> _TASK DESCRIPTION_
Give back the whole listing exactly as shown.

> _MATERIAL SHOWN_
++++

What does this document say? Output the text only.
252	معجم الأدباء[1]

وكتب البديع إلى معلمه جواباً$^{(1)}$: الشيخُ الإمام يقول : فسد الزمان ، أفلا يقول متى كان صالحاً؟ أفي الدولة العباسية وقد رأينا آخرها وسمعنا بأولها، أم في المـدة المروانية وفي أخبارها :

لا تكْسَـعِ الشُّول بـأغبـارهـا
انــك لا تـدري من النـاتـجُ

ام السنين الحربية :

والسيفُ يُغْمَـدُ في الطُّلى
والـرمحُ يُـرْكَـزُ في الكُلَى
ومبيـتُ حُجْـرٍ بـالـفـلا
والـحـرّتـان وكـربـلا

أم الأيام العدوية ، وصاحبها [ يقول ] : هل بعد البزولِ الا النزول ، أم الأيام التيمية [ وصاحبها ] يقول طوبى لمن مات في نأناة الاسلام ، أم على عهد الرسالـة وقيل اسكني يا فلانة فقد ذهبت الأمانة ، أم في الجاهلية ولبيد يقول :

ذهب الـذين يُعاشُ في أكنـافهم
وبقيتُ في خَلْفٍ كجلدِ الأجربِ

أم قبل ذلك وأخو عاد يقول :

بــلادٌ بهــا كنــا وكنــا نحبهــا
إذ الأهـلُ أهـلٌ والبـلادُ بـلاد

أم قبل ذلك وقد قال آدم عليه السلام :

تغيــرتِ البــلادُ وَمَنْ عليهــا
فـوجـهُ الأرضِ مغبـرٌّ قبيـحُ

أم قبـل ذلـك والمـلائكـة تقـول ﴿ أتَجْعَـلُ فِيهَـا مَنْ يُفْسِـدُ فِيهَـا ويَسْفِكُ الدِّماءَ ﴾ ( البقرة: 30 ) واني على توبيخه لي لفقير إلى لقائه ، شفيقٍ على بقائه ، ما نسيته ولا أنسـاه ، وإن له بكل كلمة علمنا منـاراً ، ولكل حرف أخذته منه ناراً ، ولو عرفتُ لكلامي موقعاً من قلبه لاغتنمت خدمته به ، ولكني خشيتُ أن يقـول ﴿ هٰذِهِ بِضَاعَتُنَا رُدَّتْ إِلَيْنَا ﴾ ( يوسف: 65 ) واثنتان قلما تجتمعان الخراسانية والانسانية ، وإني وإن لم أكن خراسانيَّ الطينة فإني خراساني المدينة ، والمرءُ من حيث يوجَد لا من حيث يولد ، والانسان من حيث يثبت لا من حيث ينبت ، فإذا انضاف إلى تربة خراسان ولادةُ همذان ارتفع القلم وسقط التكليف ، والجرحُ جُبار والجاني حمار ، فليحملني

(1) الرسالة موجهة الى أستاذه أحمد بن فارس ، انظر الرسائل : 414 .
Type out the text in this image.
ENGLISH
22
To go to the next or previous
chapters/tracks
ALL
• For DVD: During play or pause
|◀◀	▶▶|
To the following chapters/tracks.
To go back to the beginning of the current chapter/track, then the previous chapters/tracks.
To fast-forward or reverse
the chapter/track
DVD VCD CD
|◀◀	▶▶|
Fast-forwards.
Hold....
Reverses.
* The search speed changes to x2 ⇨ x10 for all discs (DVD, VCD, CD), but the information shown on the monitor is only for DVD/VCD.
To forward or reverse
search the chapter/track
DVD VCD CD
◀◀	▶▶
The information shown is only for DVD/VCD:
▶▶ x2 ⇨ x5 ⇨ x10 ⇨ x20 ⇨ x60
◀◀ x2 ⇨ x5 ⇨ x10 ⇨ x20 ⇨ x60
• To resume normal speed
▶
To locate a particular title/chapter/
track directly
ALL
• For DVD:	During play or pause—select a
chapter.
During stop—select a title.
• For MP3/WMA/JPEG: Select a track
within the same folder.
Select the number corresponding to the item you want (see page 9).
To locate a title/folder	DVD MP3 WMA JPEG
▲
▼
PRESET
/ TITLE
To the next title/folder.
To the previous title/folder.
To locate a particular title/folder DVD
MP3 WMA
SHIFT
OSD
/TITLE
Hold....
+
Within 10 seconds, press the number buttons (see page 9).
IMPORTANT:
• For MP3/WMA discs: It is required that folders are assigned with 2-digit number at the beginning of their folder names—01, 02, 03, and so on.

++++

> _SOLVED EXERCISE_
What does this document say? Output the text only.
252	معجم الأدباء[1]

وكتب البديع إلى معلمه جواباً$^{(1)}$: الشيخُ الإمام يقول : فسد الزمان ، أفلا يقول متى كان صالحاً؟ أفي الدولة العباسية وقد رأينا آخرها وسمعنا بأولها، أم في المـدة المروانية وفي أخبارها :

لا تكْسَـعِ الشُّول بـأغبـارهـا
انــك لا تـدري من النـاتـجُ

ام السنين الحربية :

والسيفُ يُغْمَـدُ في الطُّلى
والـرمحُ يُـرْكَـزُ في الكُلَى
ومبيـتُ حُجْـرٍ بـالـفـلا
والـحـرّتـان وكـربـلا

أم الأيام العدوية ، وصاحبها [ يقول ] : هل بعد البزولِ الا النزول ، أم الأيام التيمية [ وصاحبها ] يقول طوبى لمن مات في نأناة الاسلام ، أم على عهد الرسالـة وقيل اسكني يا فلانة فقد ذهبت الأمانة ، أم في الجاهلية ولبيد يقول :

ذهب الـذين يُعاشُ في أكنـافهم
وبقيتُ في خَلْفٍ كجلدِ الأجربِ

أم قبل ذلك وأخو عاد يقول :

بــلادٌ بهــا كنــا وكنــا نحبهــا
إذ الأهـلُ أهـلٌ والبـلادُ بـلاد

أم قبل ذلك وقد قال آدم عليه السلام :

تغيــرتِ البــلادُ وَمَنْ عليهــا
فـوجـهُ الأرضِ مغبـرٌّ قبيـحُ

أم قبـل ذلـك والمـلائكـة تقـول ﴿ أتَجْعَـلُ فِيهَـا مَنْ يُفْسِـدُ فِيهَـا ويَسْفِكُ الدِّماءَ ﴾ ( البقرة: 30 ) واني على توبيخه لي لفقير إلى لقائه ، شفيقٍ على بقائه ، ما نسيته ولا أنسـاه ، وإن له بكل كلمة علمنا منـاراً ، ولكل حرف أخذته منه ناراً ، ولو عرفتُ لكلامي موقعاً من قلبه لاغتنمت خدمته به ، ولكني خشيتُ أن يقـول ﴿ هٰذِهِ بِضَاعَتُنَا رُدَّتْ إِلَيْنَا ﴾ ( يوسف: 65 ) واثنتان قلما تجتمعان الخراسانية والانسانية ، وإني وإن لم أكن خراسانيَّ الطينة فإني خراساني المدينة ، والمرءُ من حيث يوجَد لا من حيث يولد ، والانسان من حيث يثبت لا من حيث ينبت ، فإذا انضاف إلى تربة خراسان ولادةُ همذان ارتفع القلم وسقط التكليف ، والجرحُ جُبار والجاني حمار ، فليحملني

(1) الرسالة موجهة الى أستاذه أحمد بن فارس ، انظر الرسائل : 414 .
Type out the text in this image.
ENGLISH
22
To go to the next or previous
chapters/tracks
ALL
• For DVD: During play or pause
|◀◀	▶▶|
To the following chapters/tracks.
To go back to the beginning of the current chapter/track, then the previous chapters/tracks.
To fast-forward or reverse
the chapter/track
DVD VCD CD
|◀◀	▶▶|
Fast-forwards.
Hold....
Reverses.
* The search speed changes to x2 ⇨ x10 for all discs (DVD, VCD, CD), but the information shown on the monitor is only for DVD/VCD.
To forward or reverse
search the chapter/track
DVD VCD CD
◀◀	▶▶
The information shown is only for DVD/VCD:
▶▶ x2 ⇨ x5 ⇨ x10 ⇨ x20 ⇨ x60
◀◀ x2 ⇨ x5 ⇨ x10 ⇨ x20 ⇨ x60
• To resume normal speed
▶
To locate a particular title/chapter/
track directly
ALL
• For DVD:	During play or pause—select a
chapter.
During stop—select a title.
• For MP3/WMA/JPEG: Select a track
within the same folder.
Select the number corresponding to the item you want (see page 9).
To locate a title/folder	DVD MP3 WMA JPEG
▲
▼
PRESET
/ TITLE
To the next title/folder.
To the previous title/folder.
To locate a particular title/folder DVD
MP3 WMA
SHIFT
OSD
/TITLE
Hold....
+
Within 10 seconds, press the number buttons (see page 9).
IMPORTANT:
• For MP3/WMA discs: It is required that folders are assigned with 2-digit number at the beginning of their folder names—01, 02, 03, and so on.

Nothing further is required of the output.